**What you will do:** Nothing in the records may be left out or altered; reproduce them all exactly.

**Entries provided:**

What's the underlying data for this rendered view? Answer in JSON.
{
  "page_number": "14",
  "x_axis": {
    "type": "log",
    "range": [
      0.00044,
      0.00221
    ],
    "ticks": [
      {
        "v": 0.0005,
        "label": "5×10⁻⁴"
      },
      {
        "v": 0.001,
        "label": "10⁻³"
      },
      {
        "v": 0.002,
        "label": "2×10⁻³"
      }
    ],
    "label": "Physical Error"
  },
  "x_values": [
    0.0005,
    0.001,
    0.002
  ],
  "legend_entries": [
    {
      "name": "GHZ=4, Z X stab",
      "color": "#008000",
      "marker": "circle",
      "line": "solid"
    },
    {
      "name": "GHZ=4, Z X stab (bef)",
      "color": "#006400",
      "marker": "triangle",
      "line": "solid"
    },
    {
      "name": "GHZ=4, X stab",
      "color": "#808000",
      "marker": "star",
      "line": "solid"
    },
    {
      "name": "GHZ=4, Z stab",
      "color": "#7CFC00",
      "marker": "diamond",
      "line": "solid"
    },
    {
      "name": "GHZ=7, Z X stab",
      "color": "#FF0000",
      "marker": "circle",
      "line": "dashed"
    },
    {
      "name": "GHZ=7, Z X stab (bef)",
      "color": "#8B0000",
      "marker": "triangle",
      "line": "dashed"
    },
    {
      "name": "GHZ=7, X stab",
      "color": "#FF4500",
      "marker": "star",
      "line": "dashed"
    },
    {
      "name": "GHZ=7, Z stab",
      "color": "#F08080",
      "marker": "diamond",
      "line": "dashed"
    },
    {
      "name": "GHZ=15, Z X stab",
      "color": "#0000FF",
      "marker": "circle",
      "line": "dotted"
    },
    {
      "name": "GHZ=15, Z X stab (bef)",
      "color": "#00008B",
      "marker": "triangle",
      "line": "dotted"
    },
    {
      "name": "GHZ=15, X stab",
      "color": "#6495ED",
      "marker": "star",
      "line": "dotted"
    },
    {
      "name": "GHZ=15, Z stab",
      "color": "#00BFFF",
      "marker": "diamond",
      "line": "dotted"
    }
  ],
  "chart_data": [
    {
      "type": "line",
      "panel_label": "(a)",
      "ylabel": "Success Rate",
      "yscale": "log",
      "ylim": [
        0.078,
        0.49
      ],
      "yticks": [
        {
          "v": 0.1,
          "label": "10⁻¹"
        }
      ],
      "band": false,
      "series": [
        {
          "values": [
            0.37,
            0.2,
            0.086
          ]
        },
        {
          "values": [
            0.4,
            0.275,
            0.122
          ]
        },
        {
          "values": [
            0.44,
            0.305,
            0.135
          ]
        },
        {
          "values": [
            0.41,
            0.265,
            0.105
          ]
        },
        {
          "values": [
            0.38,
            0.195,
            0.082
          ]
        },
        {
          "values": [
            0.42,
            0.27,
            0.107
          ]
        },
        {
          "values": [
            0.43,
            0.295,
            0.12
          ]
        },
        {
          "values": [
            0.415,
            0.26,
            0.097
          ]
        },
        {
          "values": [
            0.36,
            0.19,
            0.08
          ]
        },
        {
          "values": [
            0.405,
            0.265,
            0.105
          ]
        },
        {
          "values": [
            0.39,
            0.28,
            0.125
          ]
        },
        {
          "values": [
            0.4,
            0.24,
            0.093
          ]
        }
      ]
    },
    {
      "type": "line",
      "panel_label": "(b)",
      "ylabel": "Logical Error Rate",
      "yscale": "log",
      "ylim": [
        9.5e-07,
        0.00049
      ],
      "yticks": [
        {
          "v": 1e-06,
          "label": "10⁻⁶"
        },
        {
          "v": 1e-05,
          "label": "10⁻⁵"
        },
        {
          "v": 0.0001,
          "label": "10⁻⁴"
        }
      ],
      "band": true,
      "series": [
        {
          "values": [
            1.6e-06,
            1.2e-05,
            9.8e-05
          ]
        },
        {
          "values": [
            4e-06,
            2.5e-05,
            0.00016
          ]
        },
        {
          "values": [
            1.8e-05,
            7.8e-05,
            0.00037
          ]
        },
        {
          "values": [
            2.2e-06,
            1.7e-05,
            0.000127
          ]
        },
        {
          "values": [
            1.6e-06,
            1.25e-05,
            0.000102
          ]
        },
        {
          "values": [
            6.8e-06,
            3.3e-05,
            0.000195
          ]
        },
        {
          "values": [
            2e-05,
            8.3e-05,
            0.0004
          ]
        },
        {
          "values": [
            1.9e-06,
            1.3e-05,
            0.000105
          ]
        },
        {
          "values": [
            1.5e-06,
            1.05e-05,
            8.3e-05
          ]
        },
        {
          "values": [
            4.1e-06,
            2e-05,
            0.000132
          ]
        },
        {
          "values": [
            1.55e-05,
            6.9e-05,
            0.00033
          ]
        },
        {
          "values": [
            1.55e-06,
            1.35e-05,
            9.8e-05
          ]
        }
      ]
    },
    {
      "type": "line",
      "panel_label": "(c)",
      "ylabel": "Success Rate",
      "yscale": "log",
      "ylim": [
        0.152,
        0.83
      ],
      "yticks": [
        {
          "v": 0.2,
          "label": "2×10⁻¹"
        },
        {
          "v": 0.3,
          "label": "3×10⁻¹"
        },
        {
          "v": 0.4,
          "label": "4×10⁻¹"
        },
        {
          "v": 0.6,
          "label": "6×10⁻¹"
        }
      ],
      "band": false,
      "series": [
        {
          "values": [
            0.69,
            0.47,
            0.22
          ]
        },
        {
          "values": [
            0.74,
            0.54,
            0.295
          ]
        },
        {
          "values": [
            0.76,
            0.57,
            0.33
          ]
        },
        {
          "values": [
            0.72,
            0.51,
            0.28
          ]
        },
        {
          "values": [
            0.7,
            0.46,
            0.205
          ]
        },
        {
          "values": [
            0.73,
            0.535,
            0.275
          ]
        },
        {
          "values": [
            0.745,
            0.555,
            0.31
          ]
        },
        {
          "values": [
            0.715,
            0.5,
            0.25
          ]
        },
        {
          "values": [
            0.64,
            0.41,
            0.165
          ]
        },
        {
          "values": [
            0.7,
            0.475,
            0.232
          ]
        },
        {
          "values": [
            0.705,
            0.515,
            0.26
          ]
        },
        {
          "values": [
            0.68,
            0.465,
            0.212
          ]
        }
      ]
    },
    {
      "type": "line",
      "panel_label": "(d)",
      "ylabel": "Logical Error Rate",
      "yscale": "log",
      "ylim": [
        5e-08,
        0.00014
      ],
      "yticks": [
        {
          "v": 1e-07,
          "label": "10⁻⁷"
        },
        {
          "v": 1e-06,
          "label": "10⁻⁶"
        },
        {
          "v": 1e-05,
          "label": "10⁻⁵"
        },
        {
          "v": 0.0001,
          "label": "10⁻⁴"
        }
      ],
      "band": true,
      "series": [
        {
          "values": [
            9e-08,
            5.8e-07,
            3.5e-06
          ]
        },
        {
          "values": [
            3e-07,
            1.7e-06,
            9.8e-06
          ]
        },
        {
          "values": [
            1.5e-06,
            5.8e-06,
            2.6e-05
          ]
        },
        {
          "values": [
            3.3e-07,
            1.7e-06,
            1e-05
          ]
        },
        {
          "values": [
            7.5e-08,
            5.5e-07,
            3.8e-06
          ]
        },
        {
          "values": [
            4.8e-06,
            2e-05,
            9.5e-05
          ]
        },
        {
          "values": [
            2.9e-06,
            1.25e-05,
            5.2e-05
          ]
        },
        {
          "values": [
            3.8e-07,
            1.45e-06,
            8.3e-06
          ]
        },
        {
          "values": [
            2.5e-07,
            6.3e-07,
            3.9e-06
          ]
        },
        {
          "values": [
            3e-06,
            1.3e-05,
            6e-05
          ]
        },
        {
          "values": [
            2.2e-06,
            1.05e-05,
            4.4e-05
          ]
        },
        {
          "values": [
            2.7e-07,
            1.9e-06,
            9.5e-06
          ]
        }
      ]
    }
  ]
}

**Solution to this task:**
What's the underlying data for this rendered view? Answer in JSON.
{
  "page_number": "14",
  "x_axis": {
    "type": "log",
    "range": [
      0.00044,
      0.00221
    ],
    "ticks": [
      {
        "v": 0.0005,
        "label": "5×10⁻⁴"
      },
      {
        "v": 0.001,
        "label": "10⁻³"
      },
      {
        "v": 0.002,
        "label": "2×10⁻³"
      }
    ],
    "label": "Physical Error"
  },
  "x_values": [
    0.0005,
    0.001,
    0.002
  ],
  "legend_entries": [
    {
      "name": "GHZ=4, Z X stab",
      "color": "#008000",
      "marker": "circle",
      "line": "solid"
    },
    {
      "name": "GHZ=4, Z X stab (bef)",
      "color": "#006400",
      "marker": "triangle",
      "line": "solid"
    },
    {
      "name": "GHZ=4, X stab",
      "color": "#808000",
      "marker": "star",
      "line": "solid"
    },
    {
      "name": "GHZ=4, Z stab",
      "color": "#7CFC00",
      "marker": "diamond",
      "line": "solid"
    },
    {
      "name": "GHZ=7, Z X stab",
      "color": "#FF0000",
      "marker": "circle",
      "line": "dashed"
    },
    {
      "name": "GHZ=7, Z X stab (bef)",
      "color": "#8B0000",
      "marker": "triangle",
      "line": "dashed"
    },
    {
      "name": "GHZ=7, X stab",
      "color": "#FF4500",
      "marker": "star",
      "line": "dashed"
    },
    {
      "name": "GHZ=7, Z stab",
      "color": "#F08080",
      "marker": "diamond",
      "line": "dashed"
    },
    {
      "name": "GHZ=15, Z X stab",
      "color": "#0000FF",
      "marker": "circle",
      "line": "dotted"
    },
    {
      "name": "GHZ=15, Z X stab (bef)",
      "color": "#00008B",
      "marker": "triangle",
      "line": "dotted"
    },
    {
      "name": "GHZ=15, X stab",
      "color": "#6495ED",
      "marker": "star",
      "line": "dotted"
    },
    {
      "name": "GHZ=15, Z stab",
      "color": "#00BFFF",
      "marker": "diamond",
      "line": "dotted"
    }
  ],
  "chart_data": [
    {
      "type": "line",
      "panel_label": "(a)",
      "ylabel": "Success Rate",
      "yscale": "log",
      "ylim": [
        0.078,
        0.49
      ],
      "yticks": [
        {
          "v": 0.1,
          "label": "10⁻¹"
        }
      ],
      "band": false,
      "series": [
        {
          "values": [
            0.37,
            0.2,
            0.086
          ]
        },
        {
          "values": [
            0.4,
            0.275,
            0.122
          ]
        },
        {
          "values": [
            0.44,
            0.305,
            0.135
          ]
        },
        {
          "values": [
            0.41,
            0.265,
            0.105
          ]
        },
        {
          "values": [
            0.38,
            0.195,
            0.082
          ]
        },
        {
          "values": [
            0.42,
            0.27,
            0.107
          ]
        },
        {
          "values": [
            0.43,
            0.295,
            0.12
          ]
        },
        {
          "values": [
            0.415,
            0.26,
            0.097
          ]
        },
        {
          "values": [
            0.36,
            0.19,
            0.08
          ]
        },
        {
          "values": [
            0.405,
            0.265,
            0.105
          ]
        },
        {
          "values": [
            0.39,
            0.28,
            0.125
          ]
        },
        {
          "values": [
            0.4,
            0.24,
            0.093
          ]
        }
      ]
    },
    {
      "type": "line",
      "panel_label": "(b)",
      "ylabel": "Logical Error Rate",
      "yscale": "log",
      "ylim": [
        9.5e-07,
        0.00049
      ],
      "yticks": [
        {
          "v": 1e-06,
          "label": "10⁻⁶"
        },
        {
          "v": 1e-05,
          "label": "10⁻⁵"
        },
        {
          "v": 0.0001,
          "label": "10⁻⁴"
        }
      ],
      "band": true,
      "series": [
        {
          "values": [
            1.6e-06,
            1.2e-05,
            9.8e-05
          ]
        },
        {
          "values": [
            4e-06,
            2.5e-05,
            0.00016
          ]
        },
        {
          "values": [
            1.8e-05,
            7.8e-05,
            0.00037
          ]
        },
        {
          "values": [
            2.2e-06,
            1.7e-05,
            0.000127
          ]
        },
        {
          "values": [
            1.6e-06,
            1.25e-05,
            0.000102
          ]
        },
        {
          "values": [
            6.8e-06,
            3.3e-05,
            0.000195
          ]
        },
        {
          "values": [
            2e-05,
            8.3e-05,
            0.0004
          ]
        },
        {
          "values": [
            1.9e-06,
            1.3e-05,
            0.000105
          ]
        },
        {
          "values": [
            1.5e-06,
            1.05e-05,
            8.3e-05
          ]
        },
        {
          "values": [
            4.1e-06,
            2e-05,
            0.000132
          ]
        },
        {
          "values": [
            1.55e-05,
            6.9e-05,
            0.00033
          ]
        },
        {
          "values": [
            1.55e-06,
            1.35e-05,
            9.8e-05
          ]
        }
      ]
    },
    {
      "type": "line",
      "panel_label": "(c)",
      "ylabel": "Success Rate",
      "yscale": "log",
      "ylim": [
        0.152,
        0.83
      ],
      "yticks": [
        {
          "v": 0.2,
          "label": "2×10⁻¹"
        },
        {
          "v": 0.3,
          "label": "3×10⁻¹"
        },
        {
          "v": 0.4,
          "label": "4×10⁻¹"
        },
        {
          "v": 0.6,
          "label": "6×10⁻¹"
        }
      ],
      "band": false,
      "series": [
        {
          "values": [
            0.69,
            0.47,
            0.22
          ]
        },
        {
          "values": [
            0.74,
            0.54,
            0.295
          ]
        },
        {
          "values": [
            0.76,
            0.57,
            0.33
          ]
        },
        {
          "values": [
            0.72,
            0.51,
            0.28
          ]
        },
        {
          "values": [
            0.7,
            0.46,
            0.205
          ]
        },
        {
          "values": [
            0.73,
            0.535,
            0.275
          ]
        },
        {
          "values": [
            0.745,
            0.555,
            0.31
          ]
        },
        {
          "values": [
            0.715,
            0.5,
            0.25
          ]
        },
        {
          "values": [
            0.64,
            0.41,
            0.165
          ]
        },
        {
          "values": [
            0.7,
            0.475,
            0.232
          ]
        },
        {
          "values": [
            0.705,
            0.515,
            0.26
          ]
        },
        {
          "values": [
            0.68,
            0.465,
            0.212
          ]
        }
      ]
    },
    {
      "type": "line",
      "panel_label": "(d)",
      "ylabel": "Logical Error Rate",
      "yscale": "log",
      "ylim": [
        5e-08,
        0.00014
      ],
      "yticks": [
        {
          "v": 1e-07,
          "label": "10⁻⁷"
        },
        {
          "v": 1e-06,
          "label": "10⁻⁶"
        },
        {
          "v": 1e-05,
          "label": "10⁻⁵"
        },
        {
          "v": 0.0001,
          "label": "10⁻⁴"
        }
      ],
      "band": true,
      "series": [
        {
          "values": [
            9e-08,
            5.8e-07,
            3.5e-06
          ]
        },
        {
          "values": [
            3e-07,
            1.7e-06,
            9.8e-06
          ]
        },
        {
          "values": [
            1.5e-06,
            5.8e-06,
            2.6e-05
          ]
        },
        {
          "values": [
            3.3e-07,
            1.7e-06,
            1e-05
          ]
        },
        {
          "values": [
            7.5e-08,
            5.5e-07,
            3.8e-06
          ]
        },
        {
          "values": [
            4.8e-06,
            2e-05,
            9.5e-05
          ]
        },
        {
          "values": [
            2.9e-06,
            1.25e-05,
            5.2e-05
          ]
        },
        {
          "values": [
            3.8e-07,
            1.45e-06,
            8.3e-06
          ]
        },
        {
          "values": [
            2.5e-07,
            6.3e-07,
            3.9e-06
          ]
        },
        {
          "values": [
            3e-06,
            1.3e-05,
            6e-05
          ]
        },
        {
          "values": [
            2.2e-06,
            1.05e-05,
            4.4e-05
          ]
        },
        {
          "values": [
            2.7e-07,
            1.9e-06,
            9.5e-06
          ]
        }
      ]
    }
  ]
}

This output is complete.